### Record set
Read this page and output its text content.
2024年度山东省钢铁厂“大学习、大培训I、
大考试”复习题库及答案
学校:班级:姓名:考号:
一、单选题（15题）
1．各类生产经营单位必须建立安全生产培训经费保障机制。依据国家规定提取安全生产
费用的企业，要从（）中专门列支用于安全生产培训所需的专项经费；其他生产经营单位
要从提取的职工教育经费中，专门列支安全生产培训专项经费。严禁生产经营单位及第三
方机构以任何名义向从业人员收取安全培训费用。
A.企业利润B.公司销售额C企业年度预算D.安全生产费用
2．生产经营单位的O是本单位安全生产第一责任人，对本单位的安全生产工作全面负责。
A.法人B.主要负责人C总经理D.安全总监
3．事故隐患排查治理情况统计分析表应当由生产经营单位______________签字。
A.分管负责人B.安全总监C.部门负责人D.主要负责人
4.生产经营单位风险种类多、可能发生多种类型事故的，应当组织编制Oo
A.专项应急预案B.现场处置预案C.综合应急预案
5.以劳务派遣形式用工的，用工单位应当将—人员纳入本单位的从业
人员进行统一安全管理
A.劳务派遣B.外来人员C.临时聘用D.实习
######
### Record set
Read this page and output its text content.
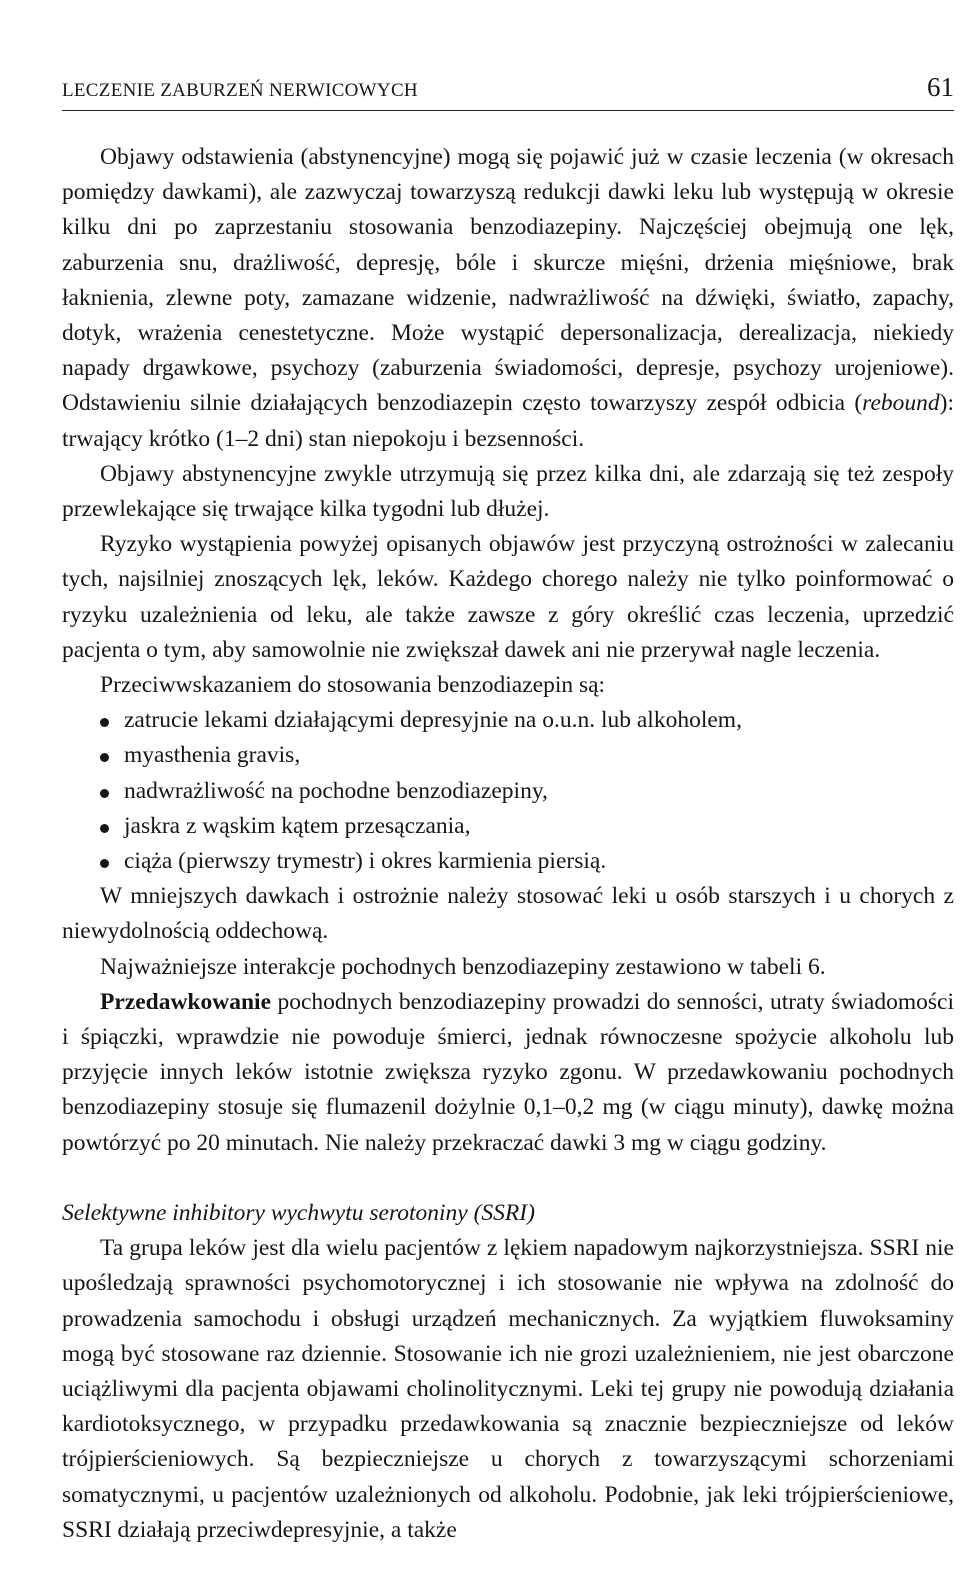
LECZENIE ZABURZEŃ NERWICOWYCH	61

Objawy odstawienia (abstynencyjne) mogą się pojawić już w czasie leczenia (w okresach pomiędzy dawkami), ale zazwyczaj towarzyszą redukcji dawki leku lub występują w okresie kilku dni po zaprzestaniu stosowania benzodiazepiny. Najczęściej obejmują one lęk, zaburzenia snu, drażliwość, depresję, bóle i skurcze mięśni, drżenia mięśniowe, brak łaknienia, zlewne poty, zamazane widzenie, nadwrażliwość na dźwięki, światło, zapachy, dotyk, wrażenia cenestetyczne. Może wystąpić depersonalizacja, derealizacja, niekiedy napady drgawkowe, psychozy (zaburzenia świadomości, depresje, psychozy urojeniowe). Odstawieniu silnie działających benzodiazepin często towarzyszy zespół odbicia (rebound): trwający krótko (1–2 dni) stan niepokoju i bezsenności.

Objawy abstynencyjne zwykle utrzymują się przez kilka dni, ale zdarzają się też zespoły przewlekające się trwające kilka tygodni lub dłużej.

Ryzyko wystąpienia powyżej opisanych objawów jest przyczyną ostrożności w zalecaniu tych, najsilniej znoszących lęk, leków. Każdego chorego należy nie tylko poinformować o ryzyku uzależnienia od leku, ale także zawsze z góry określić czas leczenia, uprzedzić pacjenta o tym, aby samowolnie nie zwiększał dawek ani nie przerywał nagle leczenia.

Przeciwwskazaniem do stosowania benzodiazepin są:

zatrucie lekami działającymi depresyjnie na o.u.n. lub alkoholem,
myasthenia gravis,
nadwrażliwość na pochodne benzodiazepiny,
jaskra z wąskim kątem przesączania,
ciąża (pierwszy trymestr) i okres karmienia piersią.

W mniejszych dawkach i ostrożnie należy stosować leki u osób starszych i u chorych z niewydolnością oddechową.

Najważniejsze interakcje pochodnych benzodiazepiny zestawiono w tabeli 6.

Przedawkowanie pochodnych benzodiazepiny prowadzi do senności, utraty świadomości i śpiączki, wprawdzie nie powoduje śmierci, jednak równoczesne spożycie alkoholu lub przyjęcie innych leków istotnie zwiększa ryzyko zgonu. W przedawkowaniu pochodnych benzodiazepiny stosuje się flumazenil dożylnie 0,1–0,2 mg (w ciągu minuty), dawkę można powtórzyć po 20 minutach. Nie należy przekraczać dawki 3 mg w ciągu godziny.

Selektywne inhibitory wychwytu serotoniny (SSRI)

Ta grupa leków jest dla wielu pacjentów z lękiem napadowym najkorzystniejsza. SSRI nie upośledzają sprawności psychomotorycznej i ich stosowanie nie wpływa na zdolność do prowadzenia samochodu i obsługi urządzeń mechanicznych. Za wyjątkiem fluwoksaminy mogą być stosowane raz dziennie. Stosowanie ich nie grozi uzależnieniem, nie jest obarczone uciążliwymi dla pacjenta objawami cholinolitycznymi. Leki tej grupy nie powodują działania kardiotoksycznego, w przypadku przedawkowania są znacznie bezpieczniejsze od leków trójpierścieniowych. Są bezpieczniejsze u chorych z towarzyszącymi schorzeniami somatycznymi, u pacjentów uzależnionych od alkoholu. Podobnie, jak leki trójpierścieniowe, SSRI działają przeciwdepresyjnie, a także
######
Requirement
Gather from the records above every line containing the string "pochodnych".

Written solution
Najważniejsze interakcje pochodnych benzodiazepiny zestawiono w tabeli 6.
Przedawkowanie pochodnych benzodiazepiny prowadzi do senności, utraty świadomości i śpiączki, wprawdzie nie powoduje śmierci, jednak równoczesne spożycie alkoholu lub przyjęcie innych leków istotnie zwiększa ryzyko zgonu. W przedawkowaniu pochodnych benzodiazepiny stosuje się flumazenil dożylnie 0,1–0,2 mg (w ciągu minuty), dawkę można powtórzyć po 20 minutach. Nie należy przekraczać dawki 3 mg w ciągu godziny.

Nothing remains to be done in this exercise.